Given instruction:
Write out each line in which the string "modelClass" is present.

Dataset extract:
● ● ● ● ●

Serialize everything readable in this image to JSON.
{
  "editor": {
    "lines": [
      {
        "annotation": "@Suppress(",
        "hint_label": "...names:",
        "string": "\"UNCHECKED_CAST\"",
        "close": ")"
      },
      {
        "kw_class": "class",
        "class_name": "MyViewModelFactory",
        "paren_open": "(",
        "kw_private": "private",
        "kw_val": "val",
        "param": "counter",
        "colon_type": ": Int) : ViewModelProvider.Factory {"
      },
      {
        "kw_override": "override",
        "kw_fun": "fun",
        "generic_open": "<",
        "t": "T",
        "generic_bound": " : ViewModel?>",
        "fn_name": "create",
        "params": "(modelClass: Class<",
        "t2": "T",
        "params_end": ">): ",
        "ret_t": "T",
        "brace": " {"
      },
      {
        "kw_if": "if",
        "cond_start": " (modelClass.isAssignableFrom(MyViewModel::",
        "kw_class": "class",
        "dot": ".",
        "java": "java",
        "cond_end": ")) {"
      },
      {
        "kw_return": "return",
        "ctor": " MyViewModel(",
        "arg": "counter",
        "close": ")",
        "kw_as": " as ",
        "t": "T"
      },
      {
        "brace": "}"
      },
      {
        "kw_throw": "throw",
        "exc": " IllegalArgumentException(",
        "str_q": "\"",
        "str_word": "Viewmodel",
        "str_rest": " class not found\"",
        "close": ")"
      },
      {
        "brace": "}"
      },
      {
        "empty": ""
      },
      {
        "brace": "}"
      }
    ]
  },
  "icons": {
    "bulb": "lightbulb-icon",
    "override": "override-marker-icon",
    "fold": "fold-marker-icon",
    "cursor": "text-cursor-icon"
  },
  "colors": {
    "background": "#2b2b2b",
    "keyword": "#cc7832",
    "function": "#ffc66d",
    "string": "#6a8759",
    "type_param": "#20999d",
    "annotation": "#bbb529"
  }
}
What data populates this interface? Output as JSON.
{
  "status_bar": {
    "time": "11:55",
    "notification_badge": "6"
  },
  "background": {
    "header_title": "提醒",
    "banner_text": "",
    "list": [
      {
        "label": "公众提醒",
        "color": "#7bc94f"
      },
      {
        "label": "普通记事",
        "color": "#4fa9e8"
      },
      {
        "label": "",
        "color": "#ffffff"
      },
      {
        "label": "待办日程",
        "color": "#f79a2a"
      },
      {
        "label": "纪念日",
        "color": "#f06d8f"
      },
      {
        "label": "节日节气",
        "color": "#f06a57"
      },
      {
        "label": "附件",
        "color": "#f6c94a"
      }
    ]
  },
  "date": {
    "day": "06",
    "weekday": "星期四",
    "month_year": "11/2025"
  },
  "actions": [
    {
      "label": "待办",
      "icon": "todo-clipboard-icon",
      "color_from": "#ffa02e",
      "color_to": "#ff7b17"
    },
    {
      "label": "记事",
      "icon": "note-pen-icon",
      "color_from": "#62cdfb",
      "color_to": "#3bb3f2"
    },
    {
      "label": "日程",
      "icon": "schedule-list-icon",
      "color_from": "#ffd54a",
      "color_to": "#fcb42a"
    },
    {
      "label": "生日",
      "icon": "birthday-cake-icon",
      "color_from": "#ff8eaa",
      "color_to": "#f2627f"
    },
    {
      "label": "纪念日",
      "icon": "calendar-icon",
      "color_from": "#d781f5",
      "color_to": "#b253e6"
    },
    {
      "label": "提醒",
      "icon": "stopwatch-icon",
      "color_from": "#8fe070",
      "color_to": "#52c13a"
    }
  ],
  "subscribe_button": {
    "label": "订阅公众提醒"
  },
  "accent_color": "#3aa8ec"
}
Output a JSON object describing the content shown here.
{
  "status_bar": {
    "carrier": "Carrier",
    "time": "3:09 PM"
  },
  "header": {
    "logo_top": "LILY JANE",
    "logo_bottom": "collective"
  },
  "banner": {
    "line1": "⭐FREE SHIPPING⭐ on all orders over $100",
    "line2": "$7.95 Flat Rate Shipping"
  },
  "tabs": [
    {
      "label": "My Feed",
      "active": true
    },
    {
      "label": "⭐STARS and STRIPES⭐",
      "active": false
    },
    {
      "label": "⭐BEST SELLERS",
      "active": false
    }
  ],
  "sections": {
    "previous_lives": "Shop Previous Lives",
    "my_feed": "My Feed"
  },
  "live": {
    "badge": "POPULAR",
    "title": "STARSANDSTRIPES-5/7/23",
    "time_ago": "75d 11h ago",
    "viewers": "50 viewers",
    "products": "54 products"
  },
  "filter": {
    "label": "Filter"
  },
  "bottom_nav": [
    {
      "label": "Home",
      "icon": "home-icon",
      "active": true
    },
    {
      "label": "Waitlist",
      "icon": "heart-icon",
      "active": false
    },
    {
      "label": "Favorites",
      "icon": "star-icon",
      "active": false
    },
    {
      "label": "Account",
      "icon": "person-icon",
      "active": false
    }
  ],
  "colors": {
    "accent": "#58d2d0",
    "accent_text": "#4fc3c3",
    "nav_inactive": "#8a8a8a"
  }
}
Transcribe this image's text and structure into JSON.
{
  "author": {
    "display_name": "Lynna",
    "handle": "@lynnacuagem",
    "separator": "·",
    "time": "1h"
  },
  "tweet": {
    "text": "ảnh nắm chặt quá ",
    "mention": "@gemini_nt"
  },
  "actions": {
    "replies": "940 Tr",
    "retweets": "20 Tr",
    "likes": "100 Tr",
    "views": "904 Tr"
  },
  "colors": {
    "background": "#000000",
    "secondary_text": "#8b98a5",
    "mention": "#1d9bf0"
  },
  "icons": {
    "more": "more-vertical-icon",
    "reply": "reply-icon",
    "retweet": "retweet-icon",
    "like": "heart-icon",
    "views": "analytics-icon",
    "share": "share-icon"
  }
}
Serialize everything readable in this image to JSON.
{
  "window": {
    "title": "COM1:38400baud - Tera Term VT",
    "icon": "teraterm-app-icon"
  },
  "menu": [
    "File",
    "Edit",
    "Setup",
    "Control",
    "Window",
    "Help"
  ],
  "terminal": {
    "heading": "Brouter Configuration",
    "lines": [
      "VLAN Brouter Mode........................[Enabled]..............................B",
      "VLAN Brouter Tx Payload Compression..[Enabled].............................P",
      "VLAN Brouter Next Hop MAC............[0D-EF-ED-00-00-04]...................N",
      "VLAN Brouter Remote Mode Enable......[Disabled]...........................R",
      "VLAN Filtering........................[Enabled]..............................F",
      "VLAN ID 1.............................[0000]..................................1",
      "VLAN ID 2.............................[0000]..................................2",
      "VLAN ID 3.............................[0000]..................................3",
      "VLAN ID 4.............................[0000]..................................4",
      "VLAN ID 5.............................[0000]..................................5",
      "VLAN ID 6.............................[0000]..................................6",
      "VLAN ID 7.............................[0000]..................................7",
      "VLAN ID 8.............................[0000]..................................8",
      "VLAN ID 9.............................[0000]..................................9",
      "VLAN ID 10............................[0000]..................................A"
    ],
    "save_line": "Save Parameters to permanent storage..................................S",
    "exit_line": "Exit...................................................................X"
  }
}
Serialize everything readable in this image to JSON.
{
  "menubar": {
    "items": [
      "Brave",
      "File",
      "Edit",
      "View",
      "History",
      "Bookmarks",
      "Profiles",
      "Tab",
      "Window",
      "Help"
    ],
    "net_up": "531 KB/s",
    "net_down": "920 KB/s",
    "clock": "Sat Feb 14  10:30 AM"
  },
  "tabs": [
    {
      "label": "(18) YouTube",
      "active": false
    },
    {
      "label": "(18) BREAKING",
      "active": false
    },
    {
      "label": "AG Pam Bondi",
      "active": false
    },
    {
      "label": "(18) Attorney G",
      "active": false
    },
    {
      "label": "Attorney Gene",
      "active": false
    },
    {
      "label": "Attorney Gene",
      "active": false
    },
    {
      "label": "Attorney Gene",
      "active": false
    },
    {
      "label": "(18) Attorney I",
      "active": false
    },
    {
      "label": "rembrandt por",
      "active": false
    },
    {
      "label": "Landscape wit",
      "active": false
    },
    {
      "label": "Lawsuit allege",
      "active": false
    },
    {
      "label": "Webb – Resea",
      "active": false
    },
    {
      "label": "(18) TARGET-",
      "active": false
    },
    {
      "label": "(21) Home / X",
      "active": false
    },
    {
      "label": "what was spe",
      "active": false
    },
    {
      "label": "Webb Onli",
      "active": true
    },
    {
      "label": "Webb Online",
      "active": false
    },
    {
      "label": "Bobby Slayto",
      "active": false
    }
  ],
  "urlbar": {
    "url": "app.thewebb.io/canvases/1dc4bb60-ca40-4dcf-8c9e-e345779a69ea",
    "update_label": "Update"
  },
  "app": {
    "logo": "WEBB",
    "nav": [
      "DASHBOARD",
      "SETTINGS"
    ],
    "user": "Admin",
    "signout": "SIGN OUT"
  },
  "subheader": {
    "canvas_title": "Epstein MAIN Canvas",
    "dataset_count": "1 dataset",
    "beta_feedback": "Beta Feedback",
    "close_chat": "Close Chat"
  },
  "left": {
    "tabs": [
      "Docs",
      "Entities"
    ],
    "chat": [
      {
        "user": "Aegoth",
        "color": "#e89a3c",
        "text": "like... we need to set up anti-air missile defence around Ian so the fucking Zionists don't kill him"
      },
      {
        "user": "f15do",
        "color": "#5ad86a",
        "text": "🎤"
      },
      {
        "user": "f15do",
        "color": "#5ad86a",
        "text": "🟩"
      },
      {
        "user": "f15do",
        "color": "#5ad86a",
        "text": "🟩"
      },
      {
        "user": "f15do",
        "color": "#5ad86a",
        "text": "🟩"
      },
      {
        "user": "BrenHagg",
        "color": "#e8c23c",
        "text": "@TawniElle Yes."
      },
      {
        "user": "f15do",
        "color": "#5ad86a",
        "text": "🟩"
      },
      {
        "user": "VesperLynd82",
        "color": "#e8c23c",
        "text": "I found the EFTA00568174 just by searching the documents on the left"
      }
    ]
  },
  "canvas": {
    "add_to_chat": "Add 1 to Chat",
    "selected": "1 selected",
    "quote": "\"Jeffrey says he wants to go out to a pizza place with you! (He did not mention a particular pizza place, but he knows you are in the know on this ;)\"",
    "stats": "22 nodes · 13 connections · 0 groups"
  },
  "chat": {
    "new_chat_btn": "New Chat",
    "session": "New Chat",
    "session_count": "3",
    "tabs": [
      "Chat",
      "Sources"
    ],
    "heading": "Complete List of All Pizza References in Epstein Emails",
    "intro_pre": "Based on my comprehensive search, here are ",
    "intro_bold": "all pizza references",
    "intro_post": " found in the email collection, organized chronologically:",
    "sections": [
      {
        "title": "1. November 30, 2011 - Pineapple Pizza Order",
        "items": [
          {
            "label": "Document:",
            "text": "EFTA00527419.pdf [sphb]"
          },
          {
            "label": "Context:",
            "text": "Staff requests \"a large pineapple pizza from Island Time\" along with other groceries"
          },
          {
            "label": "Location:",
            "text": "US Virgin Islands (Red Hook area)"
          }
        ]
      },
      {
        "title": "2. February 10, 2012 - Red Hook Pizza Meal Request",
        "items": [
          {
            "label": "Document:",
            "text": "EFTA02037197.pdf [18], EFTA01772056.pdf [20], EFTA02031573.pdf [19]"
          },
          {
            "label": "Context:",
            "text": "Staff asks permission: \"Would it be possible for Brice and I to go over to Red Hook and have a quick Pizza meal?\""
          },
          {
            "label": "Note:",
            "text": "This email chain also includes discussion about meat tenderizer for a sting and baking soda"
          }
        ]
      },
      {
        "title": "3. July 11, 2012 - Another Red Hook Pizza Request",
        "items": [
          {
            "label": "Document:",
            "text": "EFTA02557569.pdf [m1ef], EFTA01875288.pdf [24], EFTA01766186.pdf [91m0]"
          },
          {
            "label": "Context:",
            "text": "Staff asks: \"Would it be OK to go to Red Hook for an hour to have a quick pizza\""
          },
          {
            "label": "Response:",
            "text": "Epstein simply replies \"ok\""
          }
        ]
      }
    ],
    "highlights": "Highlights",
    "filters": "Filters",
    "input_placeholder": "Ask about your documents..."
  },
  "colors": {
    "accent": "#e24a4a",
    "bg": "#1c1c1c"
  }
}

● ● ● ● ●

In response:
        "params": "(modelClass: Class<",
        "cond_start": " (modelClass.isAssignableFrom(MyViewModel::",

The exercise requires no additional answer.